-- Start DATA PROVIDED --

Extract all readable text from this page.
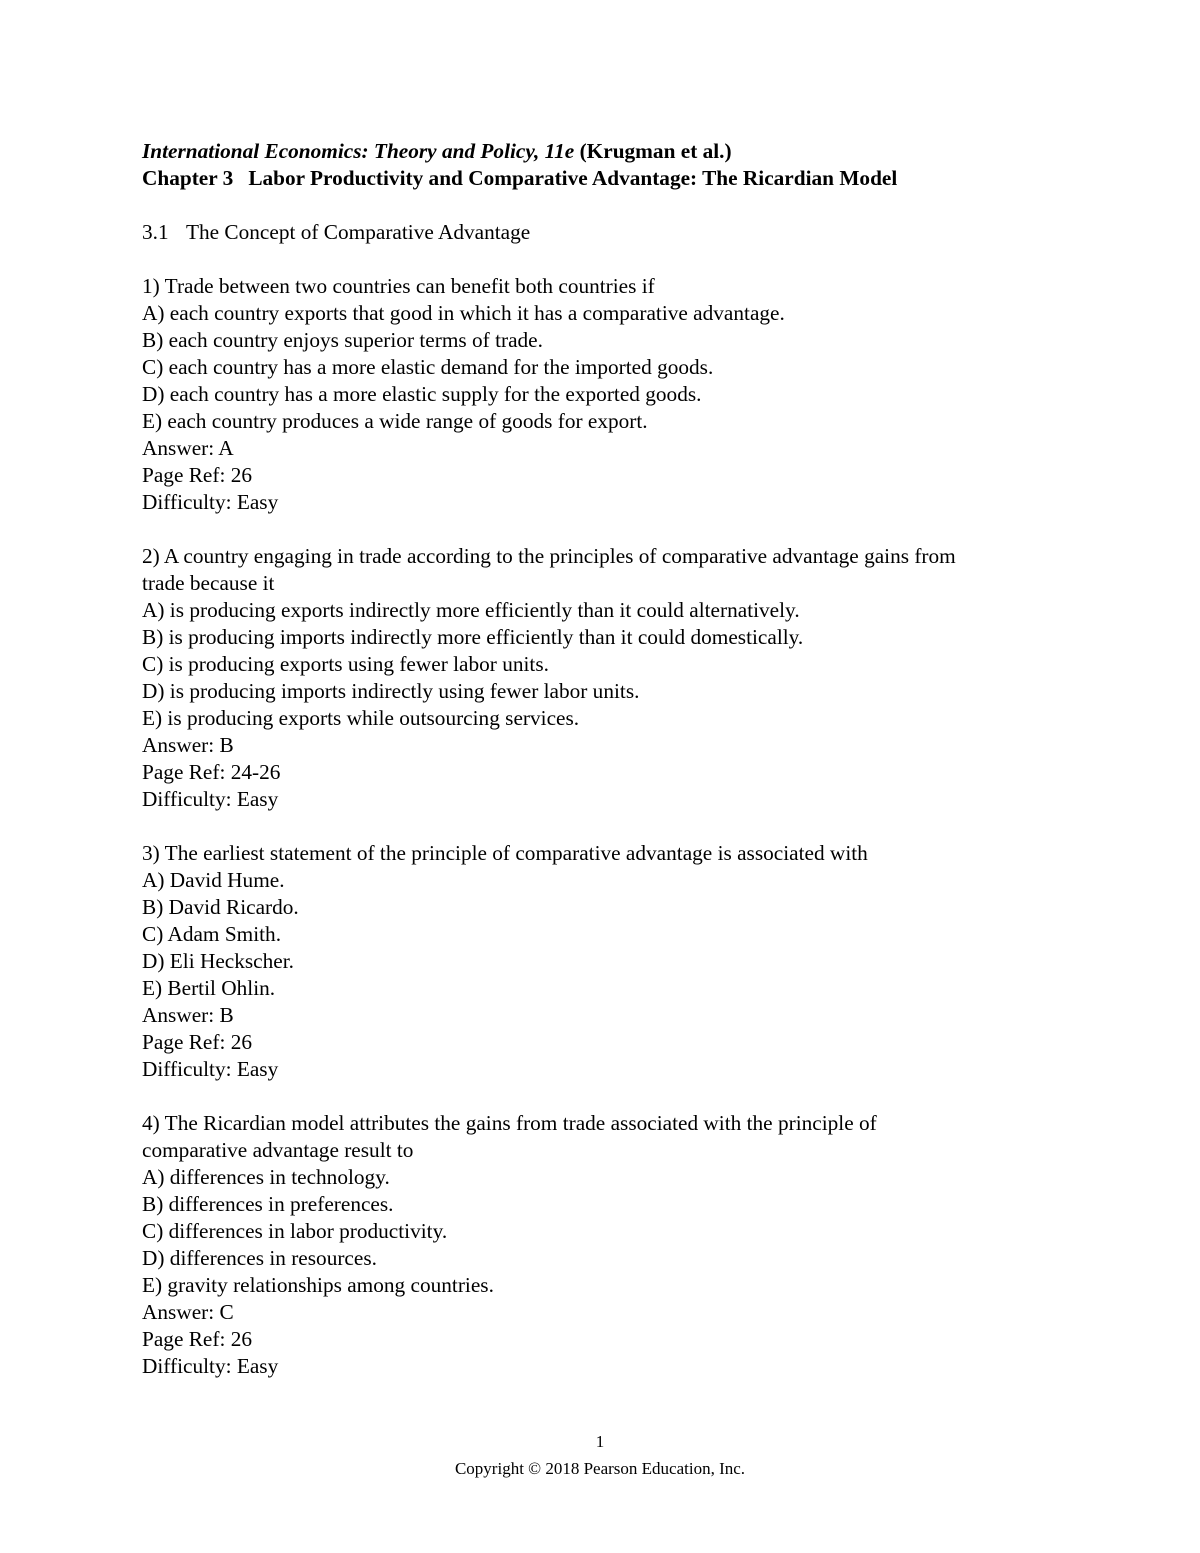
International Economics: Theory and Policy, 11e (Krugman et al.)
Chapter 3 Labor Productivity and Comparative Advantage: The Ricardian Model
3.1 The Concept of Comparative Advantage
1) Trade between two countries can benefit both countries if
A) each country exports that good in which it has a comparative advantage.
B) each country enjoys superior terms of trade.
C) each country has a more elastic demand for the imported goods.
D) each country has a more elastic supply for the exported goods.
E) each country produces a wide range of goods for export.
Answer: A
Page Ref: 26
Difficulty: Easy
2) A country engaging in trade according to the principles of comparative advantage gains from
trade because it
A) is producing exports indirectly more efficiently than it could alternatively.
B) is producing imports indirectly more efficiently than it could domestically.
C) is producing exports using fewer labor units.
D) is producing imports indirectly using fewer labor units.
E) is producing exports while outsourcing services.
Answer: B
Page Ref: 24-26
Difficulty: Easy
3) The earliest statement of the principle of comparative advantage is associated with
A) David Hume.
B) David Ricardo.
C) Adam Smith.
D) Eli Heckscher.
E) Bertil Ohlin.
Answer: B
Page Ref: 26
Difficulty: Easy
4) The Ricardian model attributes the gains from trade associated with the principle of
comparative advantage result to
A) differences in technology.
B) differences in preferences.
C) differences in labor productivity.
D) differences in resources.
E) gravity relationships among countries.
Answer: C
Page Ref: 26
Difficulty: Easy
1
Copyright © 2018 Pearson Education, Inc.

-- End DATA PROVIDED --

## DIRECTIVE
Omit each picture, then return all of the listing exactly as it stands.

## SOLUTION FOR THIS EXERCISE
Extract all readable text from this page.
International Economics: Theory and Policy, 11e (Krugman et al.)
Chapter 3 Labor Productivity and Comparative Advantage: The Ricardian Model
3.1 The Concept of Comparative Advantage
1) Trade between two countries can benefit both countries if
A) each country exports that good in which it has a comparative advantage.
B) each country enjoys superior terms of trade.
C) each country has a more elastic demand for the imported goods.
D) each country has a more elastic supply for the exported goods.
E) each country produces a wide range of goods for export.
Answer: A
Page Ref: 26
Difficulty: Easy
2) A country engaging in trade according to the principles of comparative advantage gains from
trade because it
A) is producing exports indirectly more efficiently than it could alternatively.
B) is producing imports indirectly more efficiently than it could domestically.
C) is producing exports using fewer labor units.
D) is producing imports indirectly using fewer labor units.
E) is producing exports while outsourcing services.
Answer: B
Page Ref: 24-26
Difficulty: Easy
3) The earliest statement of the principle of comparative advantage is associated with
A) David Hume.
B) David Ricardo.
C) Adam Smith.
D) Eli Heckscher.
E) Bertil Ohlin.
Answer: B
Page Ref: 26
Difficulty: Easy
4) The Ricardian model attributes the gains from trade associated with the principle of
comparative advantage result to
A) differences in technology.
B) differences in preferences.
C) differences in labor productivity.
D) differences in resources.
E) gravity relationships among countries.
Answer: C
Page Ref: 26
Difficulty: Easy
1
Copyright © 2018 Pearson Education, Inc.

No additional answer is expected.